> **Fragmento seleccionado**:
=-=-=

Aquella celebración me llenó de preguntas. ¿Dónde ven nuestros jóvenes a los testigos de Jesús? ¿Qué necesitan nuestros jóvenes para dar pasos en la vida cristiana? ¿Qué es lo que necesitan para abrazar con autenticidad la propuesta de vida de Jesús?
¿Qué necesitan nuestros jóvenes para dar pasos en la vida cristiana?
Desde luego el momento subrayó algunas certezas: los testigos no siempre han de ser aquellos que están a la última, ni aquellos que nos siguen el paso, ni aquellos a los que imitamos porque se lleva, ni aquellos que hablan como nosotros o tienen nuestra edad o viven lo que nosotros vivimos.
Y esta celebración me sugirió también algunas posibilidades: la comunidad cristiana está conformada por personas de todas las edades, de muy diversos estilos, con acentos diversos y con perspectivas diversas frente a los acontecimientos. Las personas que forman la comunidad cristiana, sean parientes nuestros o no, son parte de nuestra familia. Conocer a los diferentes miembros de la propia comunidad es un ejercicio necesario para nuestros jóvenes. Conocer y dejarse conocer. Uno no echa de menos lo que no conoce. Conocer la comunidad, sus miembros y su vida es parte de una experiencia de fe que nos hace crecer y que fortalece los vínculos y los afectos.

=-=-=

> **Material proporcionado**:
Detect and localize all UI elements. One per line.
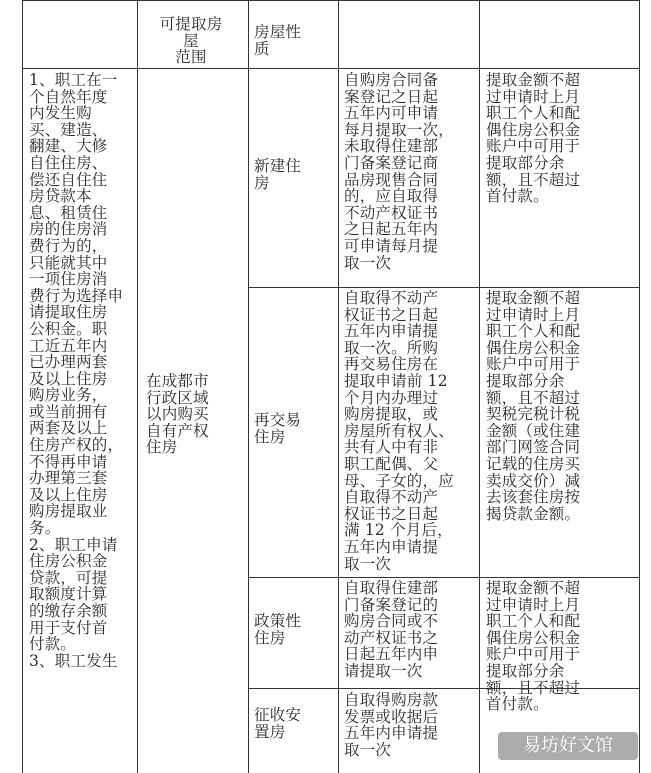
table-top-rule <box>22 0 639 1</box>
row-rule-2 <box>248 577 639 578</box>
housing-type-resale: 再交易 住房 <box>254 412 302 446</box>
conditions-cell: 1、职工在一 个自然年度 内发生购 买、建造、 翻建、大修 自住住房、 偿还自住住 房贷款本 息、租赁住 房的住房消 费行为的， 只能就其中 一项住房消 费行为选择申 请提取住房 公积金。职 工近五年内 已办理两套 及以上住房 购房业务， 或当前拥有 两套及以上 住房产权的， 不得再申请 办理第三套 及以上住房 购房提取业 务。 2、职工申请 住房公积金 贷款，可提 取额度计算 的缴存余额 用于支付首 付款。 3、职工发生 <box>29 72 124 670</box>
col-rule-1 <box>137 0 138 773</box>
housing-type-resettlement: 征收安 置房 <box>254 707 302 741</box>
timing-resettlement: 自取得购房款 发票或收据后 五年内申请提 取一次 <box>344 692 439 759</box>
row-rule-1 <box>248 287 639 288</box>
header-range-cell: 可提取房 屋 范围 <box>159 16 223 66</box>
timing-resale: 自取得不动产 权证书之日起 五年内申请提 取一次。所购 再交易住房在 提取申请前 12 个月内办理过 购房提取，或 房屋所有权人、 共有人中有非 职工配偶、父 母、子女的，应 自取得不动产 权证书之日起 满 12 个月后， 五年内申请提 取一次 <box>344 290 454 573</box>
header-housing-type-cell: 房屋性 质 <box>254 24 302 58</box>
site-watermark: 易坊好文馆 <box>498 732 638 760</box>
housing-type-new: 新建住 房 <box>254 158 302 192</box>
amount-new: 提取金额不超 过申请时上月 职工个人和配 偶住房公积金 账户中可用于 提取部分余 额，且不超过 首付款。 <box>486 72 581 205</box>
col-rule-4 <box>479 0 480 773</box>
table-right-rule <box>639 0 640 773</box>
amount-resale: 提取金额不超 过申请时上月 职工个人和配 偶住房公积金 账户中可用于 提取部分余 额，且不超过 契税完税计税 金额（或住建 部门网签合同 记载的住房买 卖成交价）减 去该套住房按 揭贷款金额。 <box>486 290 581 523</box>
amount-policy: 提取金额不超 过申请时上月 职工个人和配 偶住房公积金 账户中可用于 提取部分余 额，且不超过 首付款。 <box>486 580 581 713</box>
col-rule-2 <box>248 0 249 773</box>
housing-type-policy: 政策性 住房 <box>254 613 302 647</box>
scope-cell: 在成都市 行政区域 以内购买 自有产权 住房 <box>146 373 209 456</box>
table-left-rule <box>22 0 23 773</box>
col-rule-3 <box>338 0 339 773</box>
header-bottom-rule <box>22 68 639 69</box>
timing-new: 自购房合同备 案登记之日起 五年内可申请 每月提取一次， 未取得住建部 门备案登记商 品房现售合同 的，应自取得 不动产权证书 之日起五年内 可申请每月提 取一次 <box>344 72 454 272</box>
timing-policy: 自取得住建部 门备案登记的 购房合同或不 动产权证书之 日起五年内申 请提取一次 <box>344 580 439 680</box>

=-=-=

> **Objetivo**:
Prolonga la reflexión sobre los jóvenes y la comunidad cristiana a partir de su última oración.

> **Resultado de la tarea**:
Nuestros jóvenes tienen en sus comunidades muchas personas que les pueden ayudar y acompañar de muchos modos su propia experiencia de seguimiento de Jesús. Nuestras comunidades cristianas deben ser verdaderos espacios de familia y fraternidad, de encuentro y de diálogo. Solo así es posible amar más y amar mejor lo que somos y a aquello a lo que pertenecemos.
El tercer momento al que me quiero referir es una cena mantenida hace unas semanas en casa de unos amigos. Una cena en la que, además de los padres, estaban dos de sus hijas, de 21 y 23 años de edad. Familia creyente, los padres toda la vida perteneciente a una comunidad cristiana, participantes de un grupo de adultos y de modo muy comprometido.
Las hijas, ahora universitarias, toda la vida en un colegio religioso, participando en grupos juveniles de su parroquia… y ahora en la vorágine de la universidad, en la que hay presencia de movimientos juveniles de Iglesia, pero junto a ellos todo un elenco de ofertas y posibilidades, casi todas (por no decir todas) alejadas de lo eclesial, de los valores evangélicos y de la promoción de experiencias que vayan más allá del disfrute personal y grupal de lo que sea.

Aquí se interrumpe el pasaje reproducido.